## GIVEN INSTRUCTION
In the listing below, pick out lines with "Dados".

** Begin SUPPLIED RECORDS **

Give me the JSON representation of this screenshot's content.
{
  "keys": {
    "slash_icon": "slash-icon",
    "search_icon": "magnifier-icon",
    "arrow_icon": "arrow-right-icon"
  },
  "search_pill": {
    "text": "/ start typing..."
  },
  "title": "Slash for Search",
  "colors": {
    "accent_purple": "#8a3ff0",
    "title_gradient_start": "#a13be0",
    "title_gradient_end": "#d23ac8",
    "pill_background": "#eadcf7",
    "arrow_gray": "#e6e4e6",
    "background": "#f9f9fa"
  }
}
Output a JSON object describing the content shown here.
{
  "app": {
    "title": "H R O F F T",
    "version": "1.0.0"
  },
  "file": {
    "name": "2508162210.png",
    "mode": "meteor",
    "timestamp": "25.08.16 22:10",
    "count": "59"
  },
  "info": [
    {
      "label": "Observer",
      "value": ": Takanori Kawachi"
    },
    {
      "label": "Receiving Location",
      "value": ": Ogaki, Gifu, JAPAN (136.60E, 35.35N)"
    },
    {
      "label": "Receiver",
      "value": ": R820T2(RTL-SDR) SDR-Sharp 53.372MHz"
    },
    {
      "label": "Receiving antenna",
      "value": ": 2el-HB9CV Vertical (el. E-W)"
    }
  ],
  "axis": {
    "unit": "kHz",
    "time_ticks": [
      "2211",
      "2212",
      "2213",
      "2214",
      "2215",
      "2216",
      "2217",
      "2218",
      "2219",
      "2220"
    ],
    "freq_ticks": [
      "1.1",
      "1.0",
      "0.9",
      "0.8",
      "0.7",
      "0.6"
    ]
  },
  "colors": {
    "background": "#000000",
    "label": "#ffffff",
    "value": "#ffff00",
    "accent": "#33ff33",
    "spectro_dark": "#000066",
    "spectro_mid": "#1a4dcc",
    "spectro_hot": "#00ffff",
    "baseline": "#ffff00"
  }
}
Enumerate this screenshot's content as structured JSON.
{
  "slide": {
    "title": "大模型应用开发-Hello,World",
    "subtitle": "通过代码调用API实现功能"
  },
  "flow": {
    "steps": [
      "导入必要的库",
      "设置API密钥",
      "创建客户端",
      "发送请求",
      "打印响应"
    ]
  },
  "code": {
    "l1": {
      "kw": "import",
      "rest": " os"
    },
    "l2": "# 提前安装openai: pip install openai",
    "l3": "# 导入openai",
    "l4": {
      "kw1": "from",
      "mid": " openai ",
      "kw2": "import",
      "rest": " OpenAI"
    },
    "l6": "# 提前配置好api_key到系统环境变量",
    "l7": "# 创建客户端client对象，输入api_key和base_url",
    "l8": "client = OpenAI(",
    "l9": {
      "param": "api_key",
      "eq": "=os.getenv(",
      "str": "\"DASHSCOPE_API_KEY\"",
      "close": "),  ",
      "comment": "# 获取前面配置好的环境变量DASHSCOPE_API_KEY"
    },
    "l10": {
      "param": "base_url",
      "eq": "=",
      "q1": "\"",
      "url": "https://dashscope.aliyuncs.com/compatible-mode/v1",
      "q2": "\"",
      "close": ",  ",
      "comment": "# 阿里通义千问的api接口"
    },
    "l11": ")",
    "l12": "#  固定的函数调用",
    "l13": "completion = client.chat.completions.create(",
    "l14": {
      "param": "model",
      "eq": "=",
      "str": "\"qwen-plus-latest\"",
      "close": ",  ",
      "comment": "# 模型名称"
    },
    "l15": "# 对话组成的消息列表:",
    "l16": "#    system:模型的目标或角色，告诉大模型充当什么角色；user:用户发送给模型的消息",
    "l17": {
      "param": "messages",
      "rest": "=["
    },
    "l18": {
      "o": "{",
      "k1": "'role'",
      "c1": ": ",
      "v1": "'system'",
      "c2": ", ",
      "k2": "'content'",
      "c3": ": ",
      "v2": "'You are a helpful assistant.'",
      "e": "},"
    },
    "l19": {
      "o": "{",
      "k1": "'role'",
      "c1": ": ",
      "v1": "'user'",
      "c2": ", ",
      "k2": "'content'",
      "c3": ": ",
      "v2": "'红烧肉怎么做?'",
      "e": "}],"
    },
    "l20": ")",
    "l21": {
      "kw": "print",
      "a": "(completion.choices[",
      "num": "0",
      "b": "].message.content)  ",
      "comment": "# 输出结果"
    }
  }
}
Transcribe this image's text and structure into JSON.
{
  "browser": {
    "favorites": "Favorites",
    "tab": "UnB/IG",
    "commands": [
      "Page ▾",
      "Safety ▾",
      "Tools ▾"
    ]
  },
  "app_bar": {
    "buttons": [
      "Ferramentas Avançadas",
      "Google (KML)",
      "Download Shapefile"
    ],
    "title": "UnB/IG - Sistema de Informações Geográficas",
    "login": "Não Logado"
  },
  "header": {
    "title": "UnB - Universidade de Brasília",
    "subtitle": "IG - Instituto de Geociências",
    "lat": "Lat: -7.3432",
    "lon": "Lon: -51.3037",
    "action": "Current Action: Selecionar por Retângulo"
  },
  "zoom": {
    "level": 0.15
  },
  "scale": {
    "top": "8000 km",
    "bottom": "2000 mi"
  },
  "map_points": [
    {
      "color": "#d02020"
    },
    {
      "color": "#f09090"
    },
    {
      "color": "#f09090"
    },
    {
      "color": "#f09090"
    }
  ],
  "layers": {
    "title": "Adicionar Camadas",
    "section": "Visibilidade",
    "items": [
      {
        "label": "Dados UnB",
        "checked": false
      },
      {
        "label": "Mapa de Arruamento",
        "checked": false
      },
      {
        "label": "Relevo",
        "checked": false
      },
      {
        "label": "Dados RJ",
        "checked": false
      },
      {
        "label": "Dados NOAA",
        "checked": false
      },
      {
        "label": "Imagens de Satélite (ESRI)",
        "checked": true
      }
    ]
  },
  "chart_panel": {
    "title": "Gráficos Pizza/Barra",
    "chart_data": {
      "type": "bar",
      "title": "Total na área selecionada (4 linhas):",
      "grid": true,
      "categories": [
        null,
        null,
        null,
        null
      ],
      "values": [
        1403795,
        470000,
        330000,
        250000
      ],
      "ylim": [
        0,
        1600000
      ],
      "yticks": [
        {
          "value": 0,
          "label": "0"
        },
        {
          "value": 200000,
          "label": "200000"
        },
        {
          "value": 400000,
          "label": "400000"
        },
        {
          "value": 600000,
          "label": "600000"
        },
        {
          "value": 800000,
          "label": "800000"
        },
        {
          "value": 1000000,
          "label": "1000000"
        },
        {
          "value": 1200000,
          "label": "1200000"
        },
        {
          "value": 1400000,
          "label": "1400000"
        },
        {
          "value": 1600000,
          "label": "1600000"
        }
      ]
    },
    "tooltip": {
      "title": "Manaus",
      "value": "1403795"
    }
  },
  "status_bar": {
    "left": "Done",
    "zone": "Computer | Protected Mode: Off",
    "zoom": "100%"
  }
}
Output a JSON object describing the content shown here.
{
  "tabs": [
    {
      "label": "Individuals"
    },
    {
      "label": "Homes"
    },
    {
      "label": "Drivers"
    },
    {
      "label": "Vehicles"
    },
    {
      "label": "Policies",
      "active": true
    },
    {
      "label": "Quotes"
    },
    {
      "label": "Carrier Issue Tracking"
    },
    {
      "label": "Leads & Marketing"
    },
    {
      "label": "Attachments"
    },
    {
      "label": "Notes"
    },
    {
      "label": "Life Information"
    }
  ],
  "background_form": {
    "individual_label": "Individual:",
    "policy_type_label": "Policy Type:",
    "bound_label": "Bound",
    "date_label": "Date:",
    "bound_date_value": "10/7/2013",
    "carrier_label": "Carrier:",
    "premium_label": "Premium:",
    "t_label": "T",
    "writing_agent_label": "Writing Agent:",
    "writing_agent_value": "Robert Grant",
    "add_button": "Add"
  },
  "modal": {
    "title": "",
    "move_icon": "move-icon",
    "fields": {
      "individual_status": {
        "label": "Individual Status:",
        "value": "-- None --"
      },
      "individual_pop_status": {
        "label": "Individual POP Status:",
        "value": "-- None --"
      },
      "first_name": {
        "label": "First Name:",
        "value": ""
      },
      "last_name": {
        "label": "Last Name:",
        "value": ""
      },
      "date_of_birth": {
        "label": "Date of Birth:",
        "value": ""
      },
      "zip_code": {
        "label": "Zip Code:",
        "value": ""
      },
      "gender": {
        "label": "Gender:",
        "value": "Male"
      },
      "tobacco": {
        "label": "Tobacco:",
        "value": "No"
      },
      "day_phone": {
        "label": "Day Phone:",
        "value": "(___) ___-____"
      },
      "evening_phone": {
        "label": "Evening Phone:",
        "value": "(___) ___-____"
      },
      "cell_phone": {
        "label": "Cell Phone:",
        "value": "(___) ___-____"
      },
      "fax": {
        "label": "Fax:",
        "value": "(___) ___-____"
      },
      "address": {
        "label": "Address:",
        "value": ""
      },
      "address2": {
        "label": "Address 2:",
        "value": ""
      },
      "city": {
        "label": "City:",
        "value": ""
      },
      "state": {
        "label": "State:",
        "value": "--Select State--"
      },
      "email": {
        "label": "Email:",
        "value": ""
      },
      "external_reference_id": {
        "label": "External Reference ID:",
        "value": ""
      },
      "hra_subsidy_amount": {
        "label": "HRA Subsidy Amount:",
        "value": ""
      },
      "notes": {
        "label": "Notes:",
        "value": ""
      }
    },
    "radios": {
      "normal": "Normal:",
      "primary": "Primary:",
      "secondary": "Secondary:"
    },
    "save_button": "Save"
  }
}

** End SUPPLIED RECORDS **

## COMPLETED TASK
        "label": "Dados UnB",
        "label": "Dados RJ",
        "label": "Dados NOAA",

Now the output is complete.